Give the entries again exactly, every one of them.

◆ Records provided
╭──

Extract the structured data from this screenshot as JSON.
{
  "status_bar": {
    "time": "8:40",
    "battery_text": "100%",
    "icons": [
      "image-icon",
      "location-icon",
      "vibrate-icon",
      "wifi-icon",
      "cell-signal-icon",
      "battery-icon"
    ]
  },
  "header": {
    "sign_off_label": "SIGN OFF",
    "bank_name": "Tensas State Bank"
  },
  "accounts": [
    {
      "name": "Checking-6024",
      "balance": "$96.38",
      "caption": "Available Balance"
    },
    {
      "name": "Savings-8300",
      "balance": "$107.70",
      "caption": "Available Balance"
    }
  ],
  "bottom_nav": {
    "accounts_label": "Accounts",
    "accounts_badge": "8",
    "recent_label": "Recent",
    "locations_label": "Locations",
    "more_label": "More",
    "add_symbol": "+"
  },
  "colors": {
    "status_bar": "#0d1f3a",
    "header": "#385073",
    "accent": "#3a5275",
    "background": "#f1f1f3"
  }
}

╰──

◆ Correct response
Extract the structured data from this screenshot as JSON.
{
  "status_bar": {
    "time": "8:40",
    "battery_text": "100%",
    "icons": [
      "image-icon",
      "location-icon",
      "vibrate-icon",
      "wifi-icon",
      "cell-signal-icon",
      "battery-icon"
    ]
  },
  "header": {
    "sign_off_label": "SIGN OFF",
    "bank_name": "Tensas State Bank"
  },
  "accounts": [
    {
      "name": "Checking-6024",
      "balance": "$96.38",
      "caption": "Available Balance"
    },
    {
      "name": "Savings-8300",
      "balance": "$107.70",
      "caption": "Available Balance"
    }
  ],
  "bottom_nav": {
    "accounts_label": "Accounts",
    "accounts_badge": "8",
    "recent_label": "Recent",
    "locations_label": "Locations",
    "more_label": "More",
    "add_symbol": "+"
  },
  "colors": {
    "status_bar": "#0d1f3a",
    "header": "#385073",
    "accent": "#3a5275",
    "background": "#f1f1f3"
  }
}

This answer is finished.